### Data entries
━━━━━━━━━━━━━━━━━━━━
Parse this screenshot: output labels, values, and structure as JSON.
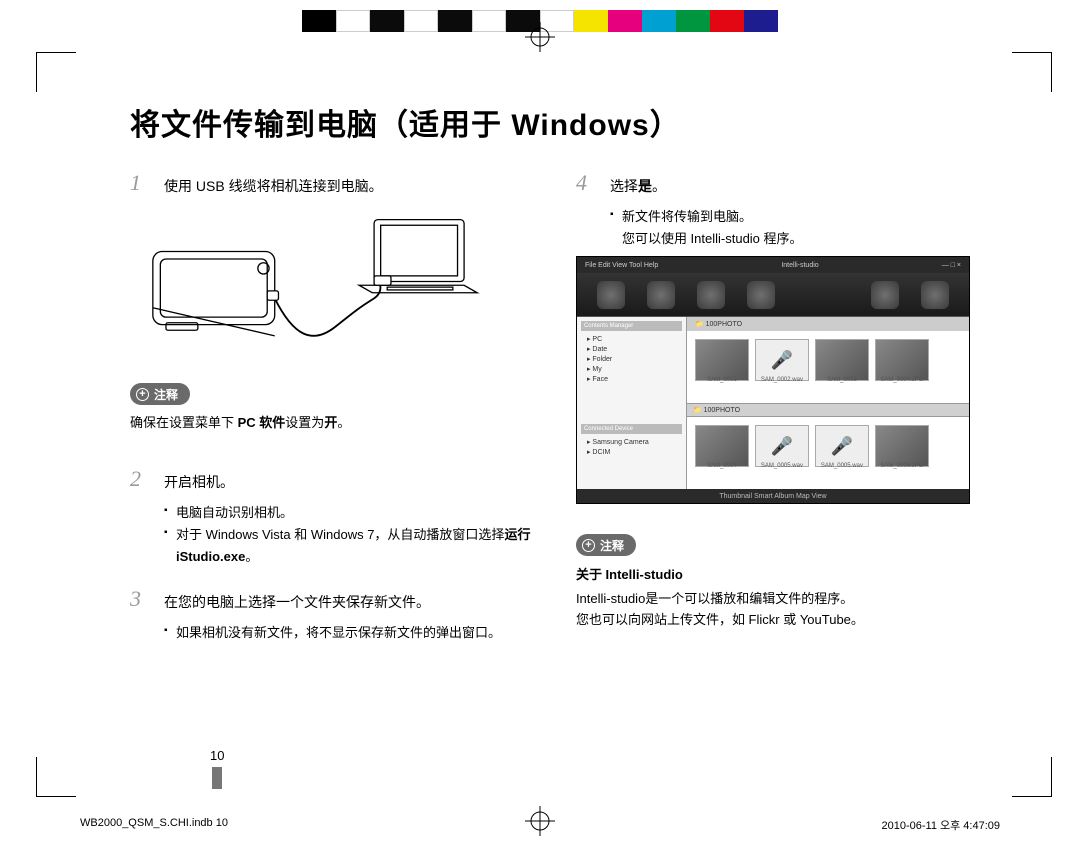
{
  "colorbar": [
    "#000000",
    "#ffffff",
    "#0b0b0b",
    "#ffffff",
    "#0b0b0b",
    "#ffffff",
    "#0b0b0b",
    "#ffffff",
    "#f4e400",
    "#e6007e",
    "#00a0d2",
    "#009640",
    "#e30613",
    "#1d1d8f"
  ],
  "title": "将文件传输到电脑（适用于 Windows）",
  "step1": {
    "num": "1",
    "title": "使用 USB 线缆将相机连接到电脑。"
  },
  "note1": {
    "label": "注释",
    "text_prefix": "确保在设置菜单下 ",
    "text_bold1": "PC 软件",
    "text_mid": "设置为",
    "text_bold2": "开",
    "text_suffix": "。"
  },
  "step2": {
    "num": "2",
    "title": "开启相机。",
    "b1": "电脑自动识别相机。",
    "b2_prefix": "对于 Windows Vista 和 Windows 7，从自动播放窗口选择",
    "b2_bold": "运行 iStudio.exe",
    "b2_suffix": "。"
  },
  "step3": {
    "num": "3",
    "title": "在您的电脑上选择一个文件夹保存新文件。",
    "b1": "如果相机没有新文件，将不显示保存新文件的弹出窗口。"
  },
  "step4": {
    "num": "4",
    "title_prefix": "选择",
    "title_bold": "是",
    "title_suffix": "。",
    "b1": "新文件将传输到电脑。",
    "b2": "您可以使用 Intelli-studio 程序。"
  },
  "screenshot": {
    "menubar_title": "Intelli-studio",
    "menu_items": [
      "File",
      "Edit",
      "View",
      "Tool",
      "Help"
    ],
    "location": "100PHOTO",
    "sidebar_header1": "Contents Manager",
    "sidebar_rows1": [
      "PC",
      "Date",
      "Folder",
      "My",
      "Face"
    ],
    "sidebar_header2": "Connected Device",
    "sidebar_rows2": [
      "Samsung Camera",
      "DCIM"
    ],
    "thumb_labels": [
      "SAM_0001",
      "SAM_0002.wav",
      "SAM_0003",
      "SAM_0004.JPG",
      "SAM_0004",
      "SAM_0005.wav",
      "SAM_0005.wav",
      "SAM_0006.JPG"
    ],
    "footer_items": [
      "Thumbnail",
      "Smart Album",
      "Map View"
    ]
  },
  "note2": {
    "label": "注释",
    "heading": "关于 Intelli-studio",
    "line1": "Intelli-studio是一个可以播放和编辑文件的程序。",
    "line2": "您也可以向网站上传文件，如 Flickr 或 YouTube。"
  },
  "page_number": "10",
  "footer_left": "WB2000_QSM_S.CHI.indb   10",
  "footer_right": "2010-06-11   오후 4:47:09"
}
━━━━━━━━━━━━━━━━━━━━
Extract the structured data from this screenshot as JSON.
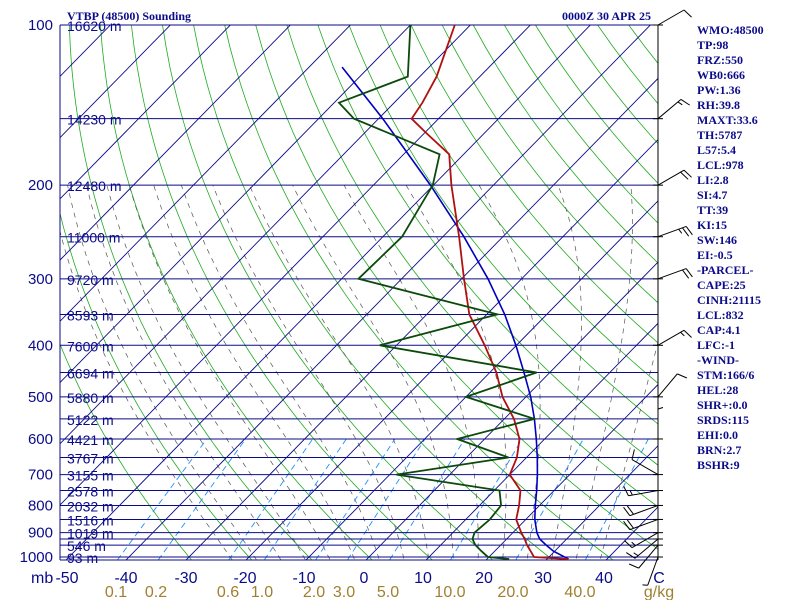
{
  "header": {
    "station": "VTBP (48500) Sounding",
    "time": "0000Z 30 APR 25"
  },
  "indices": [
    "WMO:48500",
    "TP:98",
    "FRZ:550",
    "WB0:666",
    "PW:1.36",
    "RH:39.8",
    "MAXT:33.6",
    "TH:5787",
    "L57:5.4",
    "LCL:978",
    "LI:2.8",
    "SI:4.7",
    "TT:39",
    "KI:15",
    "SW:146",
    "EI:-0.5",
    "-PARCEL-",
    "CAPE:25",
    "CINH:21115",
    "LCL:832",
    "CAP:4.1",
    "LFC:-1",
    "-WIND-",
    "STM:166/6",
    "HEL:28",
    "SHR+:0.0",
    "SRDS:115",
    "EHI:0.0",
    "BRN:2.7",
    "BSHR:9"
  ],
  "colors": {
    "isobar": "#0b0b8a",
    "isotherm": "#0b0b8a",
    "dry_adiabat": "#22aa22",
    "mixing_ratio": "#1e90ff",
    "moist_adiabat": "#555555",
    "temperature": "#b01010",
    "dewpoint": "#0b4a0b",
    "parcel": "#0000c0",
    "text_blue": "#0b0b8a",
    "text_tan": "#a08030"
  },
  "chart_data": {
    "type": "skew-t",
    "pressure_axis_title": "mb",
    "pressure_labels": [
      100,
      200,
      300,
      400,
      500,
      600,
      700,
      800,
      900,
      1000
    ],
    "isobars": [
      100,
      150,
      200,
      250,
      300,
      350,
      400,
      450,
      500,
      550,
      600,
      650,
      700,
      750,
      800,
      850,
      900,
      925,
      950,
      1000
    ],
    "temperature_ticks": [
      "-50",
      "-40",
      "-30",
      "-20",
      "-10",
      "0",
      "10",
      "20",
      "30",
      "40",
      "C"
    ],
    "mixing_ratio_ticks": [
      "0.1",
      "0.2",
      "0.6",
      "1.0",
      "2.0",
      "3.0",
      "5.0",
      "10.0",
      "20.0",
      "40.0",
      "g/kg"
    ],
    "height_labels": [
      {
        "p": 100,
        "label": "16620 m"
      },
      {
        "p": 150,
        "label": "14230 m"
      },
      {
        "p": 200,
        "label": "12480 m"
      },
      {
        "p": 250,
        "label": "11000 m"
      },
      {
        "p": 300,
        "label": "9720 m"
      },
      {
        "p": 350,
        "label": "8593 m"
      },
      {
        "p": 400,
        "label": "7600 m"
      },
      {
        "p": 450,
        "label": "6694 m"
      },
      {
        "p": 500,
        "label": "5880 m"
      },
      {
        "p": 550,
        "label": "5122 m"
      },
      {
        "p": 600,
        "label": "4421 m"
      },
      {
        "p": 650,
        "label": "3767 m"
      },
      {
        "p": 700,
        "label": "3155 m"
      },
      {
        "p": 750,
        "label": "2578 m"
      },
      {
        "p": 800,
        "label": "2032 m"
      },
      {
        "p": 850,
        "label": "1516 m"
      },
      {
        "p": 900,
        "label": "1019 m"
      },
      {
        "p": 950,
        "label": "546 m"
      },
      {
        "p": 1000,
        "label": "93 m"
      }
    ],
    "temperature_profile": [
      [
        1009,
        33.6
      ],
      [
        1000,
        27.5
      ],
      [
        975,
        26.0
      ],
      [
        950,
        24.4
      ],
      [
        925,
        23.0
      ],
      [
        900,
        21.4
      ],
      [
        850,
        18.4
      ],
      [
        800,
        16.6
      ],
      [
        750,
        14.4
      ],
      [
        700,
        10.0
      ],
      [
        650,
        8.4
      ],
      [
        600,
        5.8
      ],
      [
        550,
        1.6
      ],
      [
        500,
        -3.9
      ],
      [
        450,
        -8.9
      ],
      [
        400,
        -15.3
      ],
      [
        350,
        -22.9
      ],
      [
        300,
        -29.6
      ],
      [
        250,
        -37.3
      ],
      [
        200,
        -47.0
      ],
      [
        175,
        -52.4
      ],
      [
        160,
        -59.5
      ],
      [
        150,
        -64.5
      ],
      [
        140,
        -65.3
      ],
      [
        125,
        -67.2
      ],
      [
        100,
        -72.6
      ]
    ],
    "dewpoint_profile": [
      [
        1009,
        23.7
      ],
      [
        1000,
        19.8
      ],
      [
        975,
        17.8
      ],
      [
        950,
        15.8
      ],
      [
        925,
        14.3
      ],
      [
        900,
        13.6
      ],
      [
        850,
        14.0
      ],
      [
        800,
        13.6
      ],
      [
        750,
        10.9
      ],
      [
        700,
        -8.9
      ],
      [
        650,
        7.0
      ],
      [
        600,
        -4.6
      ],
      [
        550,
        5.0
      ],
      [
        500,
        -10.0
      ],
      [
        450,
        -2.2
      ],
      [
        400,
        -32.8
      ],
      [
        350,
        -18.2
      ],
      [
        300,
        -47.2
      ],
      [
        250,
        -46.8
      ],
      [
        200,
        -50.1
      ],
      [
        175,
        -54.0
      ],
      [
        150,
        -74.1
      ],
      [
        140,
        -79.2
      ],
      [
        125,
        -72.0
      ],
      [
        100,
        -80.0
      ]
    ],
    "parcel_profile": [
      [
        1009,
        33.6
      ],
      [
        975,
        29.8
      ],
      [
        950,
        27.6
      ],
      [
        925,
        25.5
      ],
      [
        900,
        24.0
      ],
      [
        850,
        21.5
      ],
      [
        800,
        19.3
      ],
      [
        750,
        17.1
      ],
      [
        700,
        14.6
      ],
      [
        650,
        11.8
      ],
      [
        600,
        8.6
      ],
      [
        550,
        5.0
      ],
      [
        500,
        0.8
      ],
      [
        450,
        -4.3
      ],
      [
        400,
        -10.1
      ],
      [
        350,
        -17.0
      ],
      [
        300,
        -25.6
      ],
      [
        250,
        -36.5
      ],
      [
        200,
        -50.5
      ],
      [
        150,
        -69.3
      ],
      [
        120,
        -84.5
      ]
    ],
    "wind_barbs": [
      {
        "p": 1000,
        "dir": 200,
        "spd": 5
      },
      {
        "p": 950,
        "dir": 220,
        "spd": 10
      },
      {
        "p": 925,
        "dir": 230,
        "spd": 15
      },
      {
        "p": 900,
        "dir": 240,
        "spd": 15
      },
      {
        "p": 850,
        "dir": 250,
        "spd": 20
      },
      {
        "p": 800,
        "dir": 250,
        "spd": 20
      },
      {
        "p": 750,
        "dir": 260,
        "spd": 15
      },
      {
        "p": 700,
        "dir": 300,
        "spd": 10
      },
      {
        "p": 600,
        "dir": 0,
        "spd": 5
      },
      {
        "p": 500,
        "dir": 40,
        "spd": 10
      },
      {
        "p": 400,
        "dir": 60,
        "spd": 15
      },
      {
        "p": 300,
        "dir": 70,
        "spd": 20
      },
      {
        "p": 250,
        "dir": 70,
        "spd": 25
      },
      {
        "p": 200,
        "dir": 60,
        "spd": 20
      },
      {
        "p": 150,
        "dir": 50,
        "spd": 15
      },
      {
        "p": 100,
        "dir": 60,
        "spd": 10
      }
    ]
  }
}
━━━━━━━━━━━━━━━━━━━━
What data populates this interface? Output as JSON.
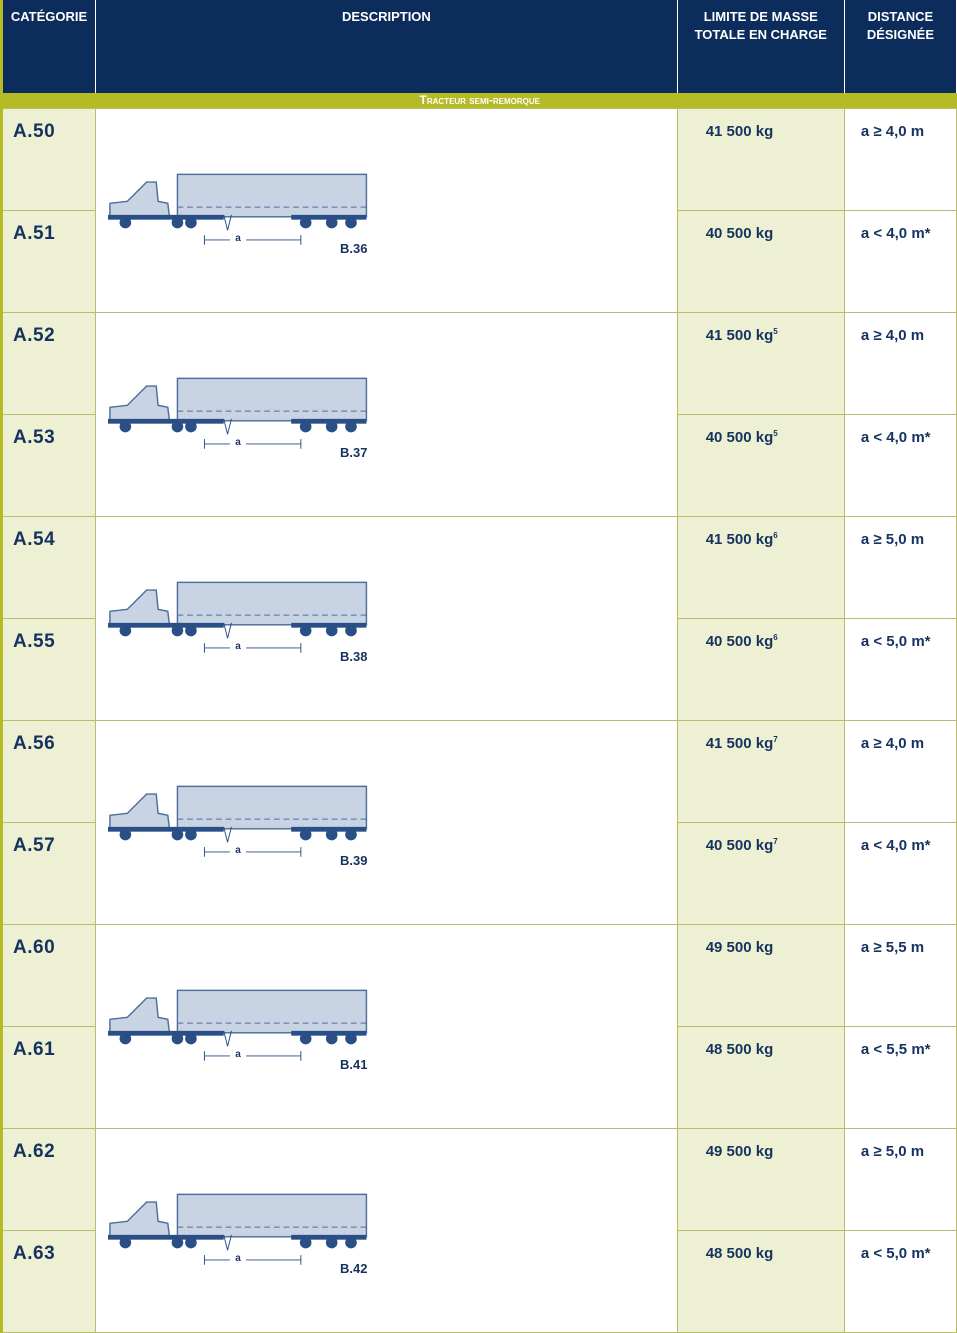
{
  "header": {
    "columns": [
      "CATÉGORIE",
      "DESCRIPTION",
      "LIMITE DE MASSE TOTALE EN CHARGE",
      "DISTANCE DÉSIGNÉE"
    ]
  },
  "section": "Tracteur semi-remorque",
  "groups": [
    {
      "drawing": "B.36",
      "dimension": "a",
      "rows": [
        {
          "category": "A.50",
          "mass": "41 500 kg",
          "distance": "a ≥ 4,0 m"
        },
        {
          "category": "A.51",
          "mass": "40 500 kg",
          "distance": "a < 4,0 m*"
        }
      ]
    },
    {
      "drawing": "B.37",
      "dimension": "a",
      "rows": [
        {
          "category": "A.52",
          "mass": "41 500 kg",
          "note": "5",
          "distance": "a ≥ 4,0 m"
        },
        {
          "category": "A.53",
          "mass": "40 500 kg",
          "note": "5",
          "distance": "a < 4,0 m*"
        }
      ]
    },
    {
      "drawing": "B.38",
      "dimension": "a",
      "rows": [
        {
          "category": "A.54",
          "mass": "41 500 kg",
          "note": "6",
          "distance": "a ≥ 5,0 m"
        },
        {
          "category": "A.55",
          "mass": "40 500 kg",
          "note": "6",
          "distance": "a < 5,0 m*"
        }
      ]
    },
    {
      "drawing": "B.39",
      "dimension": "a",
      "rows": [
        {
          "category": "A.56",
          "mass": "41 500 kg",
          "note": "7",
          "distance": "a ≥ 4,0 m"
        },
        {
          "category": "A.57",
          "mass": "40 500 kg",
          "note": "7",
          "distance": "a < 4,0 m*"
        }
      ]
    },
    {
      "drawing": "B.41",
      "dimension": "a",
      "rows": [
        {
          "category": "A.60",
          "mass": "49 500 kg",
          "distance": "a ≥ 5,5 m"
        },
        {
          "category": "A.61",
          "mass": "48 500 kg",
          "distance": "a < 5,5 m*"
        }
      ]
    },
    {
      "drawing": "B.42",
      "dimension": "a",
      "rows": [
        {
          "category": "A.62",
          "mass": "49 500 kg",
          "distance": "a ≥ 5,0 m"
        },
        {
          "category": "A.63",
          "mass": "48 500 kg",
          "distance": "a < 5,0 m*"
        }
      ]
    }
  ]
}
━━━━━━━━━━━━━━━━━━━━
### EXERCISE TASK
Count how many lines include the string "drawing". Nothing but the number is needed.

### ANSWER IN FULL
6